* EXTRACTED MATERIAL:
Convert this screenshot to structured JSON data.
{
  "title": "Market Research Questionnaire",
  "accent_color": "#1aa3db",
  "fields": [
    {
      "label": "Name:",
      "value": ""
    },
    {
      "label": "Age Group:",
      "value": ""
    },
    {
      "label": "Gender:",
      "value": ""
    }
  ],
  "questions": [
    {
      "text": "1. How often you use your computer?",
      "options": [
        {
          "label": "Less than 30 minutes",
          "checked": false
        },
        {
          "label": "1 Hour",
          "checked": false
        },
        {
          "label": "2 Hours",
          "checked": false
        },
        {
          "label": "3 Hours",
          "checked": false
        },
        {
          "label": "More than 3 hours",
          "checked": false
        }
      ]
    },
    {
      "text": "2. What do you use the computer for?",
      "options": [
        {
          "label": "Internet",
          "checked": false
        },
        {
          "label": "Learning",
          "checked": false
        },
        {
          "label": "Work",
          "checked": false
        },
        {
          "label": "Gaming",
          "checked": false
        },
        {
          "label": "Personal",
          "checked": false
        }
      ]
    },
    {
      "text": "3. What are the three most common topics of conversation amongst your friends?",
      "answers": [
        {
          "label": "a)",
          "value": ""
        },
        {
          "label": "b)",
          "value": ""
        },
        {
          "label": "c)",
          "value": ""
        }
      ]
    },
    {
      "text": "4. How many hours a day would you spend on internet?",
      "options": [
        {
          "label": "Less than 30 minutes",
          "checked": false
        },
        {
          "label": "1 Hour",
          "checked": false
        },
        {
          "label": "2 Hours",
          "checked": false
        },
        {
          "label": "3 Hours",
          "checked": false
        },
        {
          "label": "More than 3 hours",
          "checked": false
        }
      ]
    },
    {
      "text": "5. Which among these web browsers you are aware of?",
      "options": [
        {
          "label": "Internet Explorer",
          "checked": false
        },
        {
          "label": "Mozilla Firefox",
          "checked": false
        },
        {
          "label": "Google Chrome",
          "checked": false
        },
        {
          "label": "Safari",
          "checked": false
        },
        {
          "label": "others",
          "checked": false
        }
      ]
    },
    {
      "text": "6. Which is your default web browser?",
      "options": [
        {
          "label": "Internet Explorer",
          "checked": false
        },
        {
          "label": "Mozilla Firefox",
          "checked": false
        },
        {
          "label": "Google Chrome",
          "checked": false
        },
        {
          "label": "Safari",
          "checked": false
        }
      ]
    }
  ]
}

* WHAT TO DO:
Search the data above for lines holding "computer" and copy each of them.

* WRITTEN SOLUTION:
      "text": "1. How often you use your computer?",
      "text": "2. What do you use the computer for?",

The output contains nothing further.